- Do this: Copy out the entries exactly, from the first line to the last.

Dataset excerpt
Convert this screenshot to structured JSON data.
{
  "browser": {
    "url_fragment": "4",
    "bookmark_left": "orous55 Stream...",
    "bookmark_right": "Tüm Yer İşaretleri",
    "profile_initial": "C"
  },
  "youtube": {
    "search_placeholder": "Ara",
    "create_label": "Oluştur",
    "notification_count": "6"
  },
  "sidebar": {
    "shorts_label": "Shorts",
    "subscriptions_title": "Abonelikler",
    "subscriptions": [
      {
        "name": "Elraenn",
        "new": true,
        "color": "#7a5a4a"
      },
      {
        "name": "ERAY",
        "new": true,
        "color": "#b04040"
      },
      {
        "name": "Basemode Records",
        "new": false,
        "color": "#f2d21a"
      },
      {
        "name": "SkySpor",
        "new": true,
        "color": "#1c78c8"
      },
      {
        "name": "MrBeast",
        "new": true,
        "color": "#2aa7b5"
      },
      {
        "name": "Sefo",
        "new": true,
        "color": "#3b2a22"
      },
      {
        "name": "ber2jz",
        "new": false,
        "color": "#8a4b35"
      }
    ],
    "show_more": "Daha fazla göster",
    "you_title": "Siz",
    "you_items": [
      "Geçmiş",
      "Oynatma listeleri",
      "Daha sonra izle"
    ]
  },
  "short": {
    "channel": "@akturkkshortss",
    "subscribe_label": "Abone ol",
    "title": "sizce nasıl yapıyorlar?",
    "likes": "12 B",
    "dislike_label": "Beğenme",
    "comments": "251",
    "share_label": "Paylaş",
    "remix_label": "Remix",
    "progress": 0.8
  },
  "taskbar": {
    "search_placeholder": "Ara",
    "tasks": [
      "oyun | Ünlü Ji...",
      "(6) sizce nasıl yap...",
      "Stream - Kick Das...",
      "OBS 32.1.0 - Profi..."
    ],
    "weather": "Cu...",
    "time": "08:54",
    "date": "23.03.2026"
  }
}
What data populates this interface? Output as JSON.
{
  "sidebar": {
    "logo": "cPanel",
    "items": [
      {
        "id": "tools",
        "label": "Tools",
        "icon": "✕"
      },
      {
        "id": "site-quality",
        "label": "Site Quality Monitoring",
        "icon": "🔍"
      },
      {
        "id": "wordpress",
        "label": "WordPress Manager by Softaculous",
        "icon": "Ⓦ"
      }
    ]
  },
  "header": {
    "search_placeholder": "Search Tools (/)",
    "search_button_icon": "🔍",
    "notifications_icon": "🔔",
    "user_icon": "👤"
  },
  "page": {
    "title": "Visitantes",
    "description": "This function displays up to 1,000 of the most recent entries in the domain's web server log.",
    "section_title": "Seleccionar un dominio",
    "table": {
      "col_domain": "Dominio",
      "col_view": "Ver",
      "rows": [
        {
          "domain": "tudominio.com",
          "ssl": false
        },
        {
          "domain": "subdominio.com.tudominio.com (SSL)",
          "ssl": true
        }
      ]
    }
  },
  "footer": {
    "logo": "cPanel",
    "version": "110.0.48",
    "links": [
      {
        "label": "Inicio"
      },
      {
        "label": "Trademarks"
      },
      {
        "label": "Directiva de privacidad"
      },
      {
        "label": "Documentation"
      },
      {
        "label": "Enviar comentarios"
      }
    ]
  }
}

- The response:
Convert this screenshot to structured JSON data.
{
  "browser": {
    "url_fragment": "4",
    "bookmark_left": "orous55 Stream...",
    "bookmark_right": "Tüm Yer İşaretleri",
    "profile_initial": "C"
  },
  "youtube": {
    "search_placeholder": "Ara",
    "create_label": "Oluştur",
    "notification_count": "6"
  },
  "sidebar": {
    "shorts_label": "Shorts",
    "subscriptions_title": "Abonelikler",
    "subscriptions": [
      {
        "name": "Elraenn",
        "new": true,
        "color": "#7a5a4a"
      },
      {
        "name": "ERAY",
        "new": true,
        "color": "#b04040"
      },
      {
        "name": "Basemode Records",
        "new": false,
        "color": "#f2d21a"
      },
      {
        "name": "SkySpor",
        "new": true,
        "color": "#1c78c8"
      },
      {
        "name": "MrBeast",
        "new": true,
        "color": "#2aa7b5"
      },
      {
        "name": "Sefo",
        "new": true,
        "color": "#3b2a22"
      },
      {
        "name": "ber2jz",
        "new": false,
        "color": "#8a4b35"
      }
    ],
    "show_more": "Daha fazla göster",
    "you_title": "Siz",
    "you_items": [
      "Geçmiş",
      "Oynatma listeleri",
      "Daha sonra izle"
    ]
  },
  "short": {
    "channel": "@akturkkshortss",
    "subscribe_label": "Abone ol",
    "title": "sizce nasıl yapıyorlar?",
    "likes": "12 B",
    "dislike_label": "Beğenme",
    "comments": "251",
    "share_label": "Paylaş",
    "remix_label": "Remix",
    "progress": 0.8
  },
  "taskbar": {
    "search_placeholder": "Ara",
    "tasks": [
      "oyun | Ünlü Ji...",
      "(6) sizce nasıl yap...",
      "Stream - Kick Das...",
      "OBS 32.1.0 - Profi..."
    ],
    "weather": "Cu...",
    "time": "08:54",
    "date": "23.03.2026"
  }
}
What data populates this interface? Output as JSON.
{
  "sidebar": {
    "logo": "cPanel",
    "items": [
      {
        "id": "tools",
        "label": "Tools",
        "icon": "✕"
      },
      {
        "id": "site-quality",
        "label": "Site Quality Monitoring",
        "icon": "🔍"
      },
      {
        "id": "wordpress",
        "label": "WordPress Manager by Softaculous",
        "icon": "Ⓦ"
      }
    ]
  },
  "header": {
    "search_placeholder": "Search Tools (/)",
    "search_button_icon": "🔍",
    "notifications_icon": "🔔",
    "user_icon": "👤"
  },
  "page": {
    "title": "Visitantes",
    "description": "This function displays up to 1,000 of the most recent entries in the domain's web server log.",
    "section_title": "Seleccionar un dominio",
    "table": {
      "col_domain": "Dominio",
      "col_view": "Ver",
      "rows": [
        {
          "domain": "tudominio.com",
          "ssl": false
        },
        {
          "domain": "subdominio.com.tudominio.com (SSL)",
          "ssl": true
        }
      ]
    }
  },
  "footer": {
    "logo": "cPanel",
    "version": "110.0.48",
    "links": [
      {
        "label": "Inicio"
      },
      {
        "label": "Trademarks"
      },
      {
        "label": "Directiva de privacidad"
      },
      {
        "label": "Documentation"
      },
      {
        "label": "Enviar comentarios"
      }
    ]
  }
}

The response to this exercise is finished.